#### Angezeigter Text
Kritik am öffentlich-rechtlichen Rundfunk ist so alt wie die Öffentlich-Rechtlichen. Sie kommt seit Adenauers Zeiten mal von Politikern, die vermeintliche Einseitigkeit anprangern, mal aus der privaten Medienwirtschaft, deren Lobbyisten ihn weniger als gesellschaftliche Aufgabe wahrnehmen denn als Konkurrenz. Und immer wieder kommt sie von Leuten, die eigentlich nur eine Frage haben: Und was habe ich davon?
Tja, was? Die Öffentlich-Rechtlichen sollen etwa einen „Überblick über das internationale, europäische, nationale und regionale Geschehen“ geben und die „europäische Integration und den gesellschaftlichen Zusammenhalt“ fördern. „Bildung, Information, Beratung und Unterhaltung“ sowie „Beiträge insbesondere zur Kultur“, das ist der Job. Weil Deutschland aber aus 80 Millionen Programmdirektoren besteht, gibt es viele Vorstellungen davon, wie er gemacht werden sollte. Auf jeden Fall halt anders. Und besser.

#### Datenblock
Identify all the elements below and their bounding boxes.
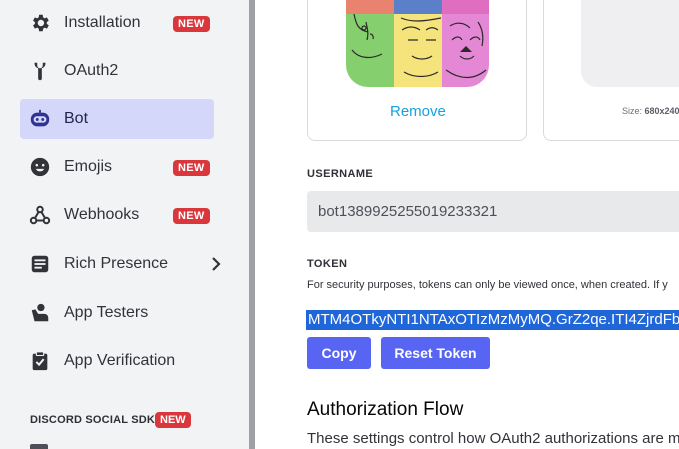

#### Aufgabe
Schreiben Sie aus dem Text über den öffentlich-rechtlichen Rundfunk die Passage von „Tja, was? Die“ bis einschließlich „anders. Und besser.“ wortgetreu ab.

#### Lösung
Tja, was? Die Öffentlich-Rechtlichen sollen etwa einen „Überblick über das internationale, europäische, nationale und regionale Geschehen“ geben und die „europäische Integration und den gesellschaftlichen Zusammenhalt“ fördern. „Bildung, Information, Beratung und Unterhaltung“ sowie „Beiträge insbesondere zur Kultur“, das ist der Job. Weil Deutschland aber aus 80 Millionen Programmdirektoren besteht, gibt es viele Vorstellungen davon, wie er gemacht werden sollte. Auf jeden Fall halt anders. Und besser.